§ Exercise directions
In the data, extract each line that holds the string "Nama".

(begin)

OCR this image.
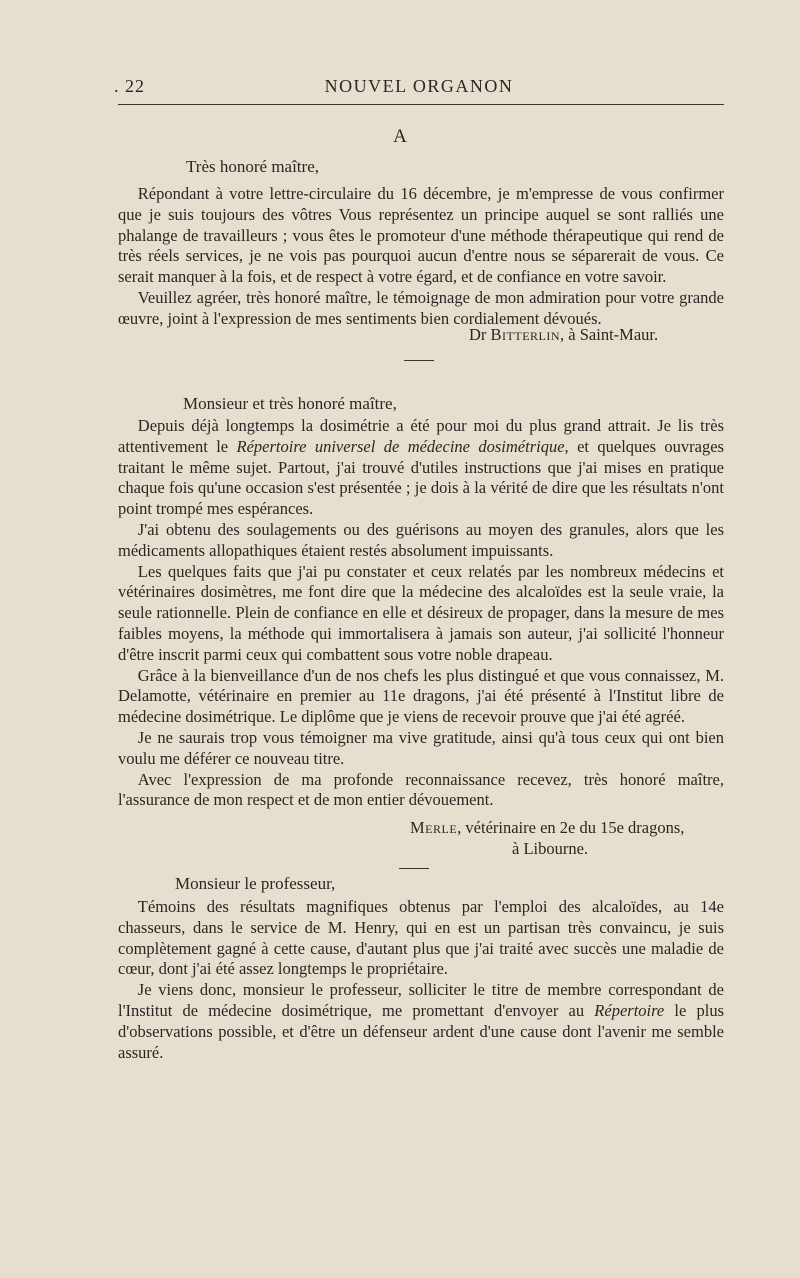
. 22	NOUVEL ORGANON
A
Très honoré maître,

Répondant à votre lettre-circulaire du 16 décembre, je m'empresse de vous confirmer que je suis toujours des vôtres Vous représentez un principe auquel se sont ralliés une phalange de travailleurs ; vous êtes le promoteur d'une méthode thérapeutique qui rend de très réels services, je ne vois pas pourquoi aucun d'entre nous se séparerait de vous. Ce serait manquer à la fois, et de respect à votre égard, et de confiance en votre savoir.

Veuillez agréer, très honoré maître, le témoignage de mon admiration pour votre grande œuvre, joint à l'expression de mes sentiments bien cordialement dévoués.

Dr Bitterlin, à Saint-Maur.
Monsieur et très honoré maître,

Depuis déjà longtemps la dosimétrie a été pour moi du plus grand attrait. Je lis très attentivement le Répertoire universel de médecine dosimétrique, et quelques ouvrages traitant le même sujet. Partout, j'ai trouvé d'utiles instructions que j'ai mises en pratique chaque fois qu'une occasion s'est présentée ; je dois à la vérité de dire que les résultats n'ont point trompé mes espérances.

J'ai obtenu des soulagements ou des guérisons au moyen des granules, alors que les médicaments allopathiques étaient restés absolument impuissants.

Les quelques faits que j'ai pu constater et ceux relatés par les nombreux médecins et vétérinaires dosimètres, me font dire que la médecine des alcaloïdes est la seule vraie, la seule rationnelle. Plein de confiance en elle et désireux de propager, dans la mesure de mes faibles moyens, la méthode qui immortalisera à jamais son auteur, j'ai sollicité l'honneur d'être inscrit parmi ceux qui combattent sous votre noble drapeau.

Grâce à la bienveillance d'un de nos chefs les plus distingué et que vous connaissez, M. Delamotte, vétérinaire en premier au 11e dragons, j'ai été présenté à l'Institut libre de médecine dosimétrique. Le diplôme que je viens de recevoir prouve que j'ai été agréé.

Je ne saurais trop vous témoigner ma vive gratitude, ainsi qu'à tous ceux qui ont bien voulu me déférer ce nouveau titre.

Avec l'expression de ma profonde reconnaissance recevez, très honoré maître, l'assurance de mon respect et de mon entier dévouement.

Merle, vétérinaire en 2e du 15e dragons,
à Libourne.
Monsieur le professeur,

Témoins des résultats magnifiques obtenus par l'emploi des alcaloïdes, au 14e chasseurs, dans le service de M. Henry, qui en est un partisan très convaincu, je suis complètement gagné à cette cause, d'autant plus que j'ai traité avec succès une maladie de cœur, dont j'ai été assez longtemps le propriétaire.

Je viens donc, monsieur le professeur, solliciter le titre de membre correspondant de l'Institut de médecine dosimétrique, me promettant d'envoyer au Répertoire le plus d'observations possible, et d'être un défenseur ardent d'une cause dont l'avenir me semble assuré.
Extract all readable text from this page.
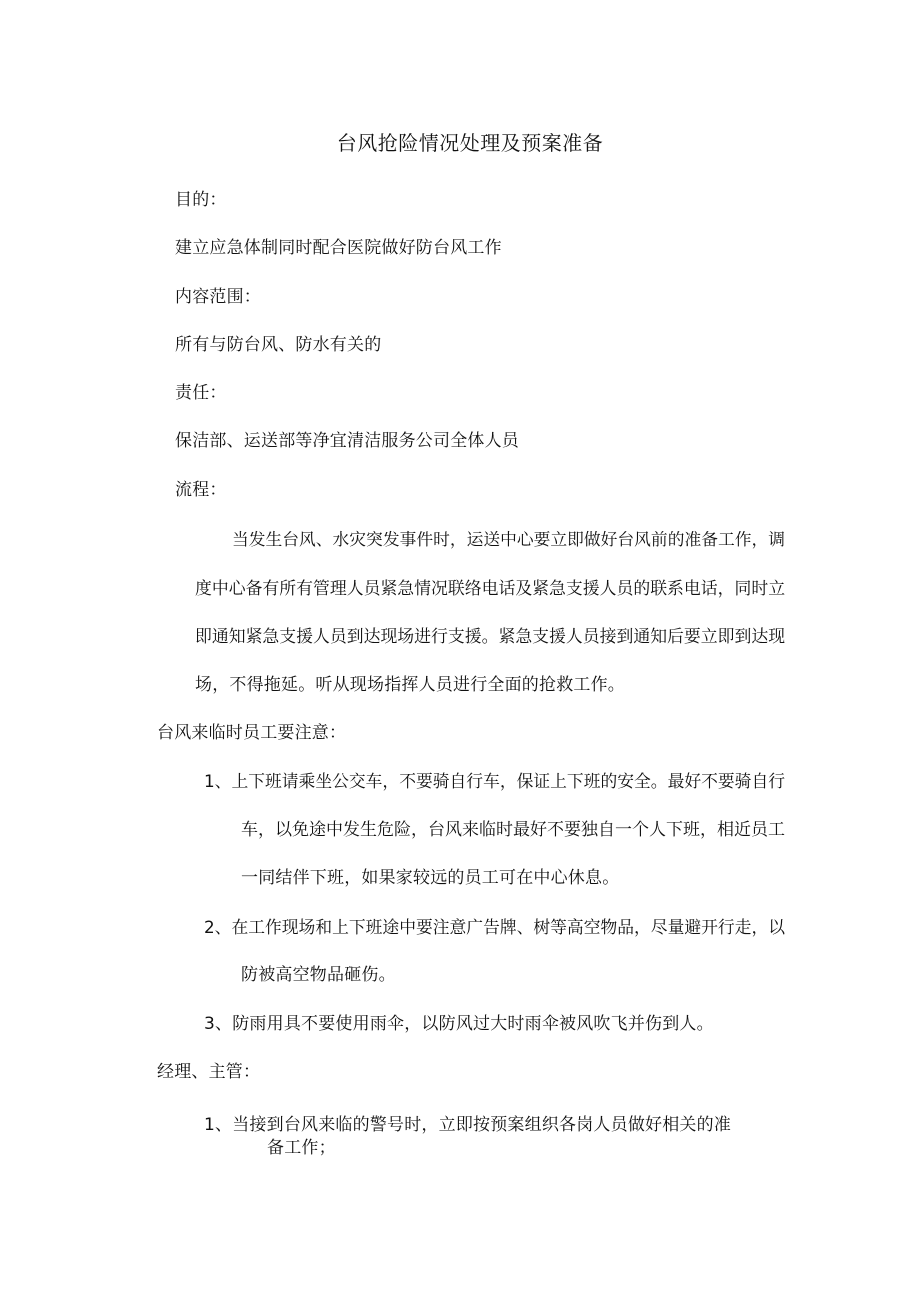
台风抢险情况处理及预案准备
目的：
建立应急体制同时配合医院做好防台风工作
内容范围：
所有与防台风、防水有关的
责任：
保洁部、运送部等净宜清洁服务公司全体人员
流程：
当发生台风、水灾突发事件时，运送中心要立即做好台风前的准备工作，调
度中心备有所有管理人员紧急情况联络电话及紧急支援人员的联系电话，同时立
即通知紧急支援人员到达现场进行支援。紧急支援人员接到通知后要立即到达现
场，不得拖延。听从现场指挥人员进行全面的抢救工作。
台风来临时员工要注意：
1、上下班请乘坐公交车，不要骑自行车，保证上下班的安全。最好不要骑自行
车，以免途中发生危险，台风来临时最好不要独自一个人下班，相近员工
一同结伴下班，如果家较远的员工可在中心休息。
2、在工作现场和上下班途中要注意广告牌、树等高空物品，尽量避开行走，以
防被高空物品砸伤。
3、防雨用具不要使用雨伞，以防风过大时雨伞被风吹飞并伤到人。
经理、主管：
1、当接到台风来临的警号时，立即按预案组织各岗人员做好相关的准
备工作；
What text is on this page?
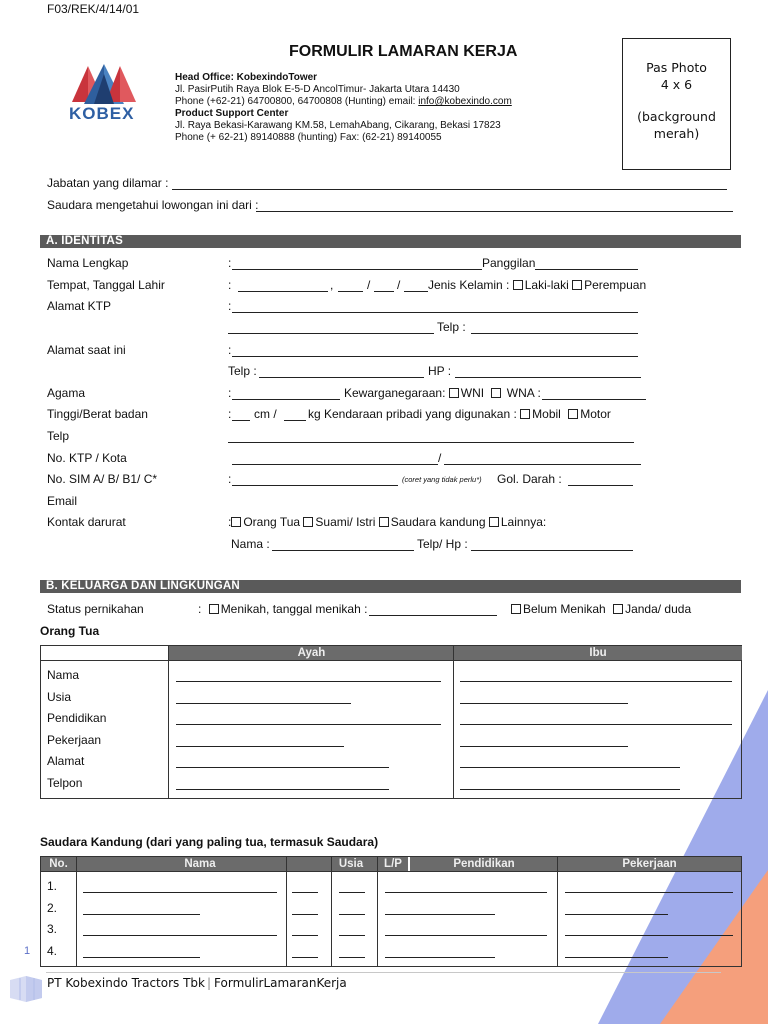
F03/REK/4/14/01
KOBEX
FORMULIR LAMARAN KERJA
Head Office: KobexindoTower
Jl. PasirPutih Raya Blok E-5-D AncolTimur- Jakarta Utara 14430
Phone (+62-21) 64700800, 64700808 (Hunting) email: info@kobexindo.com
Product Support Center
Jl. Raya Bekasi-Karawang KM.58, LemahAbang, Cikarang, Bekasi 17823
Phone (+ 62-21) 89140888 (hunting) Fax: (62-21) 89140055
Pas Photo
4 x 6
(background
merah)
Jabatan yang dilamar :
Saudara mengetahui lowongan ini dari :
A. IDENTITAS
Nama Lengkap	:	Panggilan
Tempat, Tanggal Lahir	:	,	/ / Jenis Kelamin : Laki-laki Perempuan
Alamat KTP	:
Telp :
Alamat saat ini	:
Telp :	HP :
Agama	:	Kewarganegaraan: WNI WNA :
Tinggi/Berat badan	: cm /	kg Kendaraan pribadi yang digunakan : Mobil Motor
Telp
No. KTP / Kota	/
No. SIM A/ B/ B1/ C*	:	(coret yang tidak perlu*) Gol. Darah :
Email
Kontak darurat	: Orang Tua Suami/ Istri Saudara kandung Lainnya:
Nama :	Telp/ Hp :
B. KELUARGA DAN LINGKUNGAN
Status pernikahan	: Menikah, tanggal menikah :	Belum Menikah Janda/ duda
Orang Tua
Ayah	Ibu
Nama
Usia
Pendidikan
Pekerjaan
Alamat
Telpon
Saudara Kandung (dari yang paling tua, termasuk Saudara)
No.	Nama	Usia	L/P	Pendidikan	Pekerjaan
1.
2.
3.
4.
1
PT Kobexindo Tractors Tbk | FormulirLamaranKerja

(end)

§ Expected output
Nama Lengkap	:	Panggilan
Nama :	Telp/ Hp :
Nama
No.	Nama	Usia	L/P	Pendidikan	Pekerjaan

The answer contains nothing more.